Look through the data below. Collect every line where the word "text" occurs.

-------- Task inputs --------

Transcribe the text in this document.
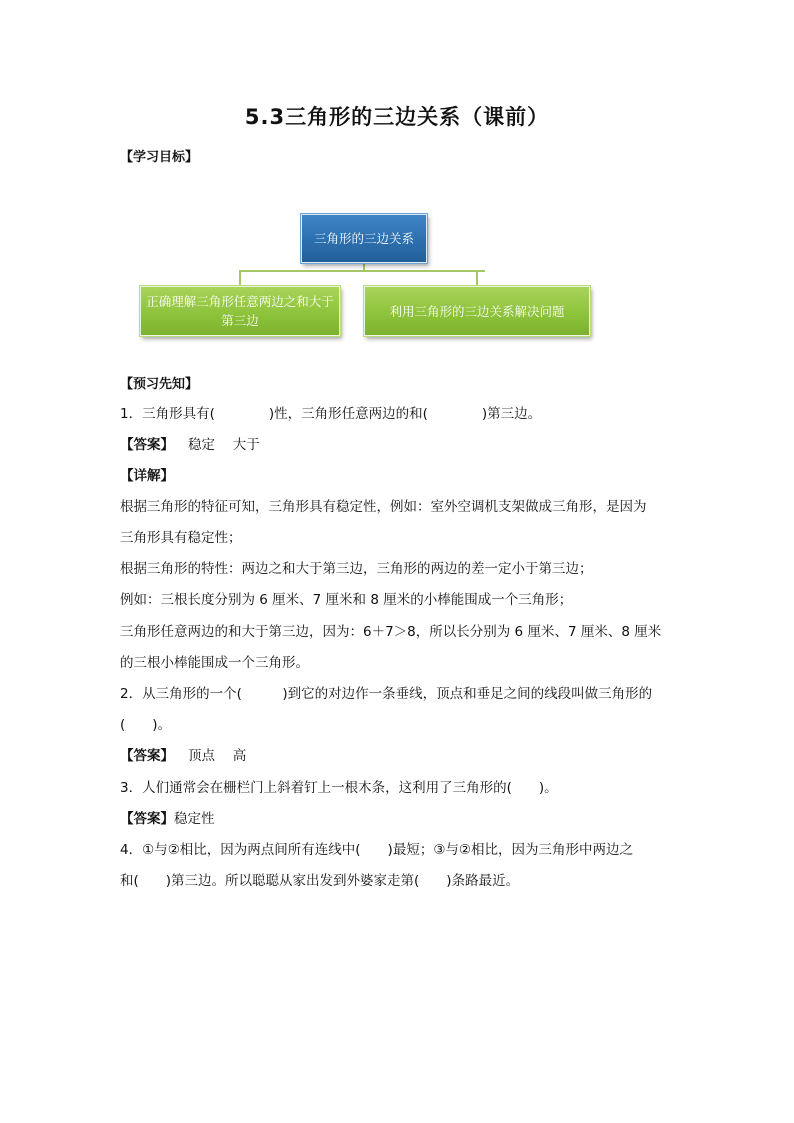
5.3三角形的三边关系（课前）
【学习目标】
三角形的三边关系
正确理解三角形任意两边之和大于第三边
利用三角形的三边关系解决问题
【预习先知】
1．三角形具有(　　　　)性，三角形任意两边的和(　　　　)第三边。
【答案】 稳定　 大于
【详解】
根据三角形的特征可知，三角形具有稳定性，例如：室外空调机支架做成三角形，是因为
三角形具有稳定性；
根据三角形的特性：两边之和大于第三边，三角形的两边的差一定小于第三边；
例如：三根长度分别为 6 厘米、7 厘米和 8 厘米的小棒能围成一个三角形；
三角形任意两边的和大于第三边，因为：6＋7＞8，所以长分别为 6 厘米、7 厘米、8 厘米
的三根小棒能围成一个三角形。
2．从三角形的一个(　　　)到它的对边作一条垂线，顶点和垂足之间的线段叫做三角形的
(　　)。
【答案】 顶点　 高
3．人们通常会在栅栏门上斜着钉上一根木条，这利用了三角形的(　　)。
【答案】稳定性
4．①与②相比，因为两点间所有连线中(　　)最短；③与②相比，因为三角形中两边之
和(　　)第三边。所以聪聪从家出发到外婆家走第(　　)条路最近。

--------
-------- Task inputs --------

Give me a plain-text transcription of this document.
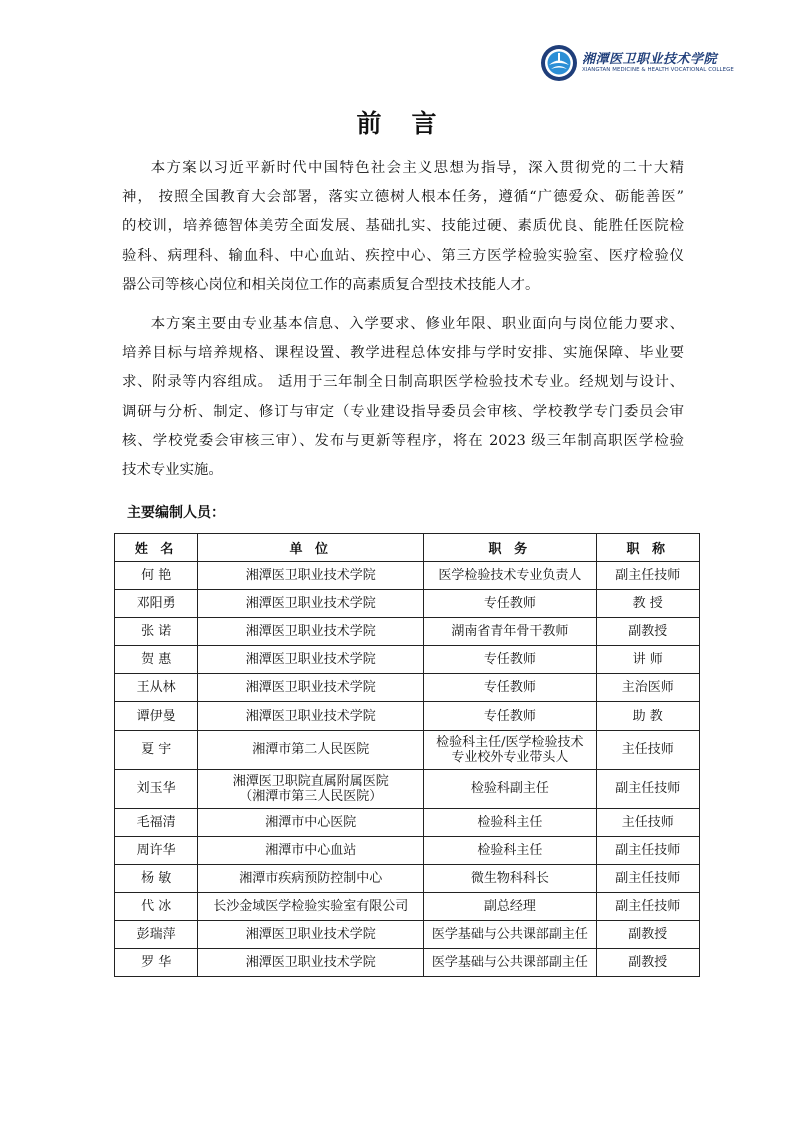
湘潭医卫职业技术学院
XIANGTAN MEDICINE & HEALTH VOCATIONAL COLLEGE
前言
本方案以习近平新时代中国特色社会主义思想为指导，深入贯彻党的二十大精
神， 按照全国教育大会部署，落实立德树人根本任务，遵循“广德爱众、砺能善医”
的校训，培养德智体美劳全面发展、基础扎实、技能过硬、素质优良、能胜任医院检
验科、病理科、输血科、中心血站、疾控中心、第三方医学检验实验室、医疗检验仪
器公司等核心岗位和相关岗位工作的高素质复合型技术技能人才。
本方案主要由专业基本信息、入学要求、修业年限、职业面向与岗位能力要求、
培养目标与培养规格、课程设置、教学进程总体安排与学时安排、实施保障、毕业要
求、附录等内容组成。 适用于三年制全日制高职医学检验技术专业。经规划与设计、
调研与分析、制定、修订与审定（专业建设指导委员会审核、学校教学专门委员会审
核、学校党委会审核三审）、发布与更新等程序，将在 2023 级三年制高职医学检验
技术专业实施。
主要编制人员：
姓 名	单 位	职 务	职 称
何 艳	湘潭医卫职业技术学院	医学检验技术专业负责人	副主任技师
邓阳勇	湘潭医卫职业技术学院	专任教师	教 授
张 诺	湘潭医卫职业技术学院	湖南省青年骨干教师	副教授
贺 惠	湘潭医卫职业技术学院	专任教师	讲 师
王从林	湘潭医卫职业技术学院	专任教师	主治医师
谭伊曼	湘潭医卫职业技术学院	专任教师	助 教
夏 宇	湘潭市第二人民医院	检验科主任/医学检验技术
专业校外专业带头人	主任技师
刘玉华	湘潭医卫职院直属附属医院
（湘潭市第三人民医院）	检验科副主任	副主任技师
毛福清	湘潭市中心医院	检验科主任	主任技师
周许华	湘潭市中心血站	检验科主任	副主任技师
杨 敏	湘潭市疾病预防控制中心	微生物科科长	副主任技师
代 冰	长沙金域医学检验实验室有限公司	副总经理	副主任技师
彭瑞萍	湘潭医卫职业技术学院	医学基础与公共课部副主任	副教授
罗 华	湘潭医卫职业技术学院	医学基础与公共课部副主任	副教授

--------

> _Problem solution_
Transcribe the text in this document.
Give me a plain-text transcription of this document.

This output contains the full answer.